• [Do this]: Rewrite the data starting at the line containing "Pick out 28" and ending at the line containing "legend-label: Not supportive", with "No preference" replaced by "Neutral" and everything else left unchanged. Give only those lines.

• [Task input]:
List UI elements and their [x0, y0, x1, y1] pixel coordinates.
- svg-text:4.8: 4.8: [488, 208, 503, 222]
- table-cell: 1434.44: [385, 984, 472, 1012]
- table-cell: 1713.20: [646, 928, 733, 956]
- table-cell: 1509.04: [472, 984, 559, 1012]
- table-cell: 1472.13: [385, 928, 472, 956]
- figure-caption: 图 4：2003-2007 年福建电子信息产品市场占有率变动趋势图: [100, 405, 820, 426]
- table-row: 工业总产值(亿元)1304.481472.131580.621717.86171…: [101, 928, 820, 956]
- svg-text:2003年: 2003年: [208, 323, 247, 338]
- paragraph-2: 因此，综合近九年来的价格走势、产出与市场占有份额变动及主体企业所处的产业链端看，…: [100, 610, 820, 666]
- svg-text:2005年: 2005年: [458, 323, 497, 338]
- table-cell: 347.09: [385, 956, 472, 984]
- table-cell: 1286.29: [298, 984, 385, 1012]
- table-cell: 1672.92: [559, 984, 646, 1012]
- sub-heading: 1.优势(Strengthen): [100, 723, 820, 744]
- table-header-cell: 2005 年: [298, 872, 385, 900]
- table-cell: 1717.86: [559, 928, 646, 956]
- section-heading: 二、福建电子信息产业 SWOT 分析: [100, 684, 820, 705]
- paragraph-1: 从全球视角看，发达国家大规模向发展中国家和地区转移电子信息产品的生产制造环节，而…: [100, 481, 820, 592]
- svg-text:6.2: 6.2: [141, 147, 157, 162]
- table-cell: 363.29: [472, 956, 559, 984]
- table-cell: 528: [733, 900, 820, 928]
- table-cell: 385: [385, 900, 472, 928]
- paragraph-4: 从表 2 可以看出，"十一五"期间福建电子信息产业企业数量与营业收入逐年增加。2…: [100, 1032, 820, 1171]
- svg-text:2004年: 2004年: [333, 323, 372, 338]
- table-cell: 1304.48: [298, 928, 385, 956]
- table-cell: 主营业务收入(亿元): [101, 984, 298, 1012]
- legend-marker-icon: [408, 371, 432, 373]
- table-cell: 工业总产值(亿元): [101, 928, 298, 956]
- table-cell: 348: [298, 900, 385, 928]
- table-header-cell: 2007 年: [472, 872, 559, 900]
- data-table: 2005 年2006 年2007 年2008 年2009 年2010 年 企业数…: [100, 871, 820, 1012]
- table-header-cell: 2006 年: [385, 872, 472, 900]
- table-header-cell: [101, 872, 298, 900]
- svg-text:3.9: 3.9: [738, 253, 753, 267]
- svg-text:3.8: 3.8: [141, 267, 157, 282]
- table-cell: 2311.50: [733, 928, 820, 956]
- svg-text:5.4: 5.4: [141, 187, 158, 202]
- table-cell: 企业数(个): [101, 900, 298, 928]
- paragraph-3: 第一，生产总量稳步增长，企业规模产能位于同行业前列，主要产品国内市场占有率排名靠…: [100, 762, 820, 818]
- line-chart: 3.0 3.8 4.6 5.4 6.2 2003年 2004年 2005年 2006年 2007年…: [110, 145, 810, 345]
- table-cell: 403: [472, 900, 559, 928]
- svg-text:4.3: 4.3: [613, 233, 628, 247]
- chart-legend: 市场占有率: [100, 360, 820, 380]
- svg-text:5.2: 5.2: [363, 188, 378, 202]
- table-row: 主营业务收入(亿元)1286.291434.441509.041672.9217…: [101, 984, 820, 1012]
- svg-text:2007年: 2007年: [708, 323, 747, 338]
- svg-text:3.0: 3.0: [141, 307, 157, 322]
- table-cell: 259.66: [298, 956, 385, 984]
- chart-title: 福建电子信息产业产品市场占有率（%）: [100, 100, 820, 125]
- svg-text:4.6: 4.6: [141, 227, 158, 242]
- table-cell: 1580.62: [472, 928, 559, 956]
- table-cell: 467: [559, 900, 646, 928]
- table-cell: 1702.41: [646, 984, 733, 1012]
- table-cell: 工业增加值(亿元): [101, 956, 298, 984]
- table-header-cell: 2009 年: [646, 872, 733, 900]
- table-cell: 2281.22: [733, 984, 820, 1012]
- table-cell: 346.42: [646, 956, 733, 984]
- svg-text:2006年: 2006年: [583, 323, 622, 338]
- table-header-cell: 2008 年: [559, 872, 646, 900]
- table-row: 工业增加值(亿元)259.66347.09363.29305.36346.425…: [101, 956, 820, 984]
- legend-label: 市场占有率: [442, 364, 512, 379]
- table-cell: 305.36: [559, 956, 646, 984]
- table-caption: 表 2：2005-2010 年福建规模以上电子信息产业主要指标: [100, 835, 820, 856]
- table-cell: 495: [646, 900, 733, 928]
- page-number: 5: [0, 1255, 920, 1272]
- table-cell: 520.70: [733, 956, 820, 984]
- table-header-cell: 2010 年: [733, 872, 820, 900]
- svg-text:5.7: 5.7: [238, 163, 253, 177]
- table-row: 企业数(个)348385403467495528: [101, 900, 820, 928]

==

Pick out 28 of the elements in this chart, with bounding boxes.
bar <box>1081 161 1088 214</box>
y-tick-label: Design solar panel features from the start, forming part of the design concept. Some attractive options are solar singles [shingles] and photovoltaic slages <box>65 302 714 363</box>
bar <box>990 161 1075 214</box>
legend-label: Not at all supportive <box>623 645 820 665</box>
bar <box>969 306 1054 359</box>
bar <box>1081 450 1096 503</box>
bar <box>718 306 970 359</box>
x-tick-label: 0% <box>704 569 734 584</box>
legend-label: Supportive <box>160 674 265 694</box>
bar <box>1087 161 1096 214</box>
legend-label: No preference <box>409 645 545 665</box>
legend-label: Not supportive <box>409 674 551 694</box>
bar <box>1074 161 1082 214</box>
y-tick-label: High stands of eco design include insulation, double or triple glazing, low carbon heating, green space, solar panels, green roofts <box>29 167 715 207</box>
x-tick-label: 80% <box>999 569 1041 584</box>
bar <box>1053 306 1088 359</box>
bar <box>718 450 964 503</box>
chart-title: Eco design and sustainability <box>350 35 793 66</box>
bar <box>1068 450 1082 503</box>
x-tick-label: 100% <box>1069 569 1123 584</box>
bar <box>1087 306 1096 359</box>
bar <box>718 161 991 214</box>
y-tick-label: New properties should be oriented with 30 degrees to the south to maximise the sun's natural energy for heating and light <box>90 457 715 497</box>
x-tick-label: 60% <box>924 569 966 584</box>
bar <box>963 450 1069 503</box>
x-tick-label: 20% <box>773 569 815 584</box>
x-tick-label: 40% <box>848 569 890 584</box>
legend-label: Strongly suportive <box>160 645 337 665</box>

• [Written answer]:
Pick out 28 of the elements in this chart, with bounding boxes.
bar <box>1081 161 1088 214</box>
y-tick-label: Design solar panel features from the start, forming part of the design concept. Some attractive options are solar singles [shingles] and photovoltaic slages <box>65 302 714 363</box>
bar <box>990 161 1075 214</box>
legend-label: Not at all supportive <box>623 645 820 665</box>
bar <box>969 306 1054 359</box>
bar <box>1081 450 1096 503</box>
bar <box>718 306 970 359</box>
x-tick-label: 0% <box>704 569 734 584</box>
legend-label: Supportive <box>160 674 265 694</box>
bar <box>1087 161 1096 214</box>
legend-label: Neutral <box>409 645 545 665</box>
legend-label: Not supportive <box>409 674 551 694</box>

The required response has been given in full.